#### [PROBLEM DESCRIPTION]
Write out all of the data without omission, exactly as shown.
· · · · · · ·
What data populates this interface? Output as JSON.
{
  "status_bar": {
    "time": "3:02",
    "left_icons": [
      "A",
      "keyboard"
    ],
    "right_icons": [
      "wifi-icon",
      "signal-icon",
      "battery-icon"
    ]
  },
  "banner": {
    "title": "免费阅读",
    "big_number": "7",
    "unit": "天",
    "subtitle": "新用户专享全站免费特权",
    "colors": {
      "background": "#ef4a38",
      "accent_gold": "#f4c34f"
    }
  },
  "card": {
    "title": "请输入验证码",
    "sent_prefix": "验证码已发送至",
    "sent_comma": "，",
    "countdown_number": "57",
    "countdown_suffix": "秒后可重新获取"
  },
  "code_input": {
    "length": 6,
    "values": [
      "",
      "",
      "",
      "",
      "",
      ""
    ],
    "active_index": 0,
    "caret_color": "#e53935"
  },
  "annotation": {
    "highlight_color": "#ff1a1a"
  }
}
· · · · · · ·
#### [RESPONSE TO THIS TASK]
What data populates this interface? Output as JSON.
{
  "status_bar": {
    "time": "3:02",
    "left_icons": [
      "A",
      "keyboard"
    ],
    "right_icons": [
      "wifi-icon",
      "signal-icon",
      "battery-icon"
    ]
  },
  "banner": {
    "title": "免费阅读",
    "big_number": "7",
    "unit": "天",
    "subtitle": "新用户专享全站免费特权",
    "colors": {
      "background": "#ef4a38",
      "accent_gold": "#f4c34f"
    }
  },
  "card": {
    "title": "请输入验证码",
    "sent_prefix": "验证码已发送至",
    "sent_comma": "，",
    "countdown_number": "57",
    "countdown_suffix": "秒后可重新获取"
  },
  "code_input": {
    "length": 6,
    "values": [
      "",
      "",
      "",
      "",
      "",
      ""
    ],
    "active_index": 0,
    "caret_color": "#e53935"
  },
  "annotation": {
    "highlight_color": "#ff1a1a"
  }
}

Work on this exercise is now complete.